▶ _RECORD EXTRACTS_:
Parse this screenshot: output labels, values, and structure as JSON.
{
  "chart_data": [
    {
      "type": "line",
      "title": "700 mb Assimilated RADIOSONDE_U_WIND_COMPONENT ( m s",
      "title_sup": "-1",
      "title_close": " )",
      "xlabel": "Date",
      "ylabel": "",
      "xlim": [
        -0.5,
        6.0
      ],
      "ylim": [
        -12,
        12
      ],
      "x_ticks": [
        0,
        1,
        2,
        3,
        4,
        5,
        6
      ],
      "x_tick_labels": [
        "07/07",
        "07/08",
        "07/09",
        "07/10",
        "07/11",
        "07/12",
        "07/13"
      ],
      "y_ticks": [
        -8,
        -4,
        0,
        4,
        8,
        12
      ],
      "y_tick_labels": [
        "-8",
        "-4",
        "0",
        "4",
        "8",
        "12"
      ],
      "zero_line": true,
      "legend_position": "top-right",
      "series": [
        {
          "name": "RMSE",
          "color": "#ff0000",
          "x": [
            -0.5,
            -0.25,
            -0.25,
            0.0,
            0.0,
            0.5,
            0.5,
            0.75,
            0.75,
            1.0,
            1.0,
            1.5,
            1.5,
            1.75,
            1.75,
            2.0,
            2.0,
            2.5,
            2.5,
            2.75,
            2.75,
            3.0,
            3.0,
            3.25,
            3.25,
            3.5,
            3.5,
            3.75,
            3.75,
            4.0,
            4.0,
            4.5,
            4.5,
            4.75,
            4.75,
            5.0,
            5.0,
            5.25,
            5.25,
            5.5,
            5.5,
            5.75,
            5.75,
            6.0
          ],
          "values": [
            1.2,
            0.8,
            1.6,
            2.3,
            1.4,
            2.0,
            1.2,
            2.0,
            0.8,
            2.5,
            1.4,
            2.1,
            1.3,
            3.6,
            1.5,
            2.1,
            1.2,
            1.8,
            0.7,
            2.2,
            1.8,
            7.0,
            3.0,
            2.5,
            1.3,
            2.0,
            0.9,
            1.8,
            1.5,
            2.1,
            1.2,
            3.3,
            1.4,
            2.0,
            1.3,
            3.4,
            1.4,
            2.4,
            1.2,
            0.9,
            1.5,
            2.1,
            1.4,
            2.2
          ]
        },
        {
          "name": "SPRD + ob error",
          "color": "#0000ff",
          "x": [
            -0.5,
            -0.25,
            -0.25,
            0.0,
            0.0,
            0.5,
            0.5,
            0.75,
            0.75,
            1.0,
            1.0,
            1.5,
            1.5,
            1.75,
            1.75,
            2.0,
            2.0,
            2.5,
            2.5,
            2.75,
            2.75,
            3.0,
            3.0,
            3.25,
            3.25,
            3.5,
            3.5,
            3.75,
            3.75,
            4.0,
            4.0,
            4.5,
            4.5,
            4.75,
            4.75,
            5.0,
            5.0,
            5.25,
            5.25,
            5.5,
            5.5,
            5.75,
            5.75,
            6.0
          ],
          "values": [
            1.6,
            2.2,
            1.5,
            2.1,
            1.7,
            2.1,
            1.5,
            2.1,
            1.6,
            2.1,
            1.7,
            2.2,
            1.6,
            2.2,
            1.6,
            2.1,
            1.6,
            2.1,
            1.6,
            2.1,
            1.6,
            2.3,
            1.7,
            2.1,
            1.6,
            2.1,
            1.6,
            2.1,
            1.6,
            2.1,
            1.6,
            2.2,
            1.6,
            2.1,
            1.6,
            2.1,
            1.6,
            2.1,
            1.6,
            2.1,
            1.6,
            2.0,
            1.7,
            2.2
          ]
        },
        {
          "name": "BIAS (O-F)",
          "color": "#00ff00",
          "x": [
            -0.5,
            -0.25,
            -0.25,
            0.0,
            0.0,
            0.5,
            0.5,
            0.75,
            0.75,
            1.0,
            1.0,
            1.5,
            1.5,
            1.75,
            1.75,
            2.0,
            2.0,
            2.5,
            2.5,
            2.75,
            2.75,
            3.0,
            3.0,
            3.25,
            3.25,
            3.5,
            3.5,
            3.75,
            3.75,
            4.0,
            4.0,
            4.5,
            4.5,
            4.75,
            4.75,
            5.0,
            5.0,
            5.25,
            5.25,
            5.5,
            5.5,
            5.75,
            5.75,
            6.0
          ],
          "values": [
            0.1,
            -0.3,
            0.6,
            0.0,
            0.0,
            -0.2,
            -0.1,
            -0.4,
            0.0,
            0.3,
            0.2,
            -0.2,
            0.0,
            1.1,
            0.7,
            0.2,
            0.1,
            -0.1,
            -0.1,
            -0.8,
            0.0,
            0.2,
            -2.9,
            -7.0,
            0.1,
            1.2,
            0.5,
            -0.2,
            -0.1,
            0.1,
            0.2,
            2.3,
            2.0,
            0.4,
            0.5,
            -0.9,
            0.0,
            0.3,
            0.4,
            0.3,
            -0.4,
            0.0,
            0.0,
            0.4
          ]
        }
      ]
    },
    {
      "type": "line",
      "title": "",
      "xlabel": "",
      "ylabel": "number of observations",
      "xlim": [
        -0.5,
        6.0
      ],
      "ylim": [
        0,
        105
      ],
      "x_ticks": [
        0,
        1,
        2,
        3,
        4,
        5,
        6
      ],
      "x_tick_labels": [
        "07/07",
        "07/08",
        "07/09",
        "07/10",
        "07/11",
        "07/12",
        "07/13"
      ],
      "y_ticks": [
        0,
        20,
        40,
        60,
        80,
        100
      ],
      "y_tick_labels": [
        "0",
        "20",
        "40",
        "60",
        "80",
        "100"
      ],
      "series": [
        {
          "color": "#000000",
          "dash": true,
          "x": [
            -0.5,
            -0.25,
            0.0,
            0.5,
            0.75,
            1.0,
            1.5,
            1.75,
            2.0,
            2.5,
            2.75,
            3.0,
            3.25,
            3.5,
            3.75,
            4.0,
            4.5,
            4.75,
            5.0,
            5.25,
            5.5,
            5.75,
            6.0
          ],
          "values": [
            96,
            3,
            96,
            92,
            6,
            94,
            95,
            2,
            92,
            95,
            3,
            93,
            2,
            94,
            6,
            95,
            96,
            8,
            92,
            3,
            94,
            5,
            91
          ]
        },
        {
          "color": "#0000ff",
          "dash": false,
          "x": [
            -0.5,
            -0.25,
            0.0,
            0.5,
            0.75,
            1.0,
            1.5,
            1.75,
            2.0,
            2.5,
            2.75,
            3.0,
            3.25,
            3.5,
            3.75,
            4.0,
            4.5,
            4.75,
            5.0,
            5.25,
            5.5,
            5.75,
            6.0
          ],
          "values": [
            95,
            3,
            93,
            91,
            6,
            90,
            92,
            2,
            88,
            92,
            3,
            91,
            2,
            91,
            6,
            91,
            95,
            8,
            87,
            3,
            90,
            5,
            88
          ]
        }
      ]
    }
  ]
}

▶ _PROBLEM REQUIREMENTS_: Looking back at the lines above, state how many contain the word "name", and supply nothing besides the number.

▶ _ANSWER TO THE TASK_: 3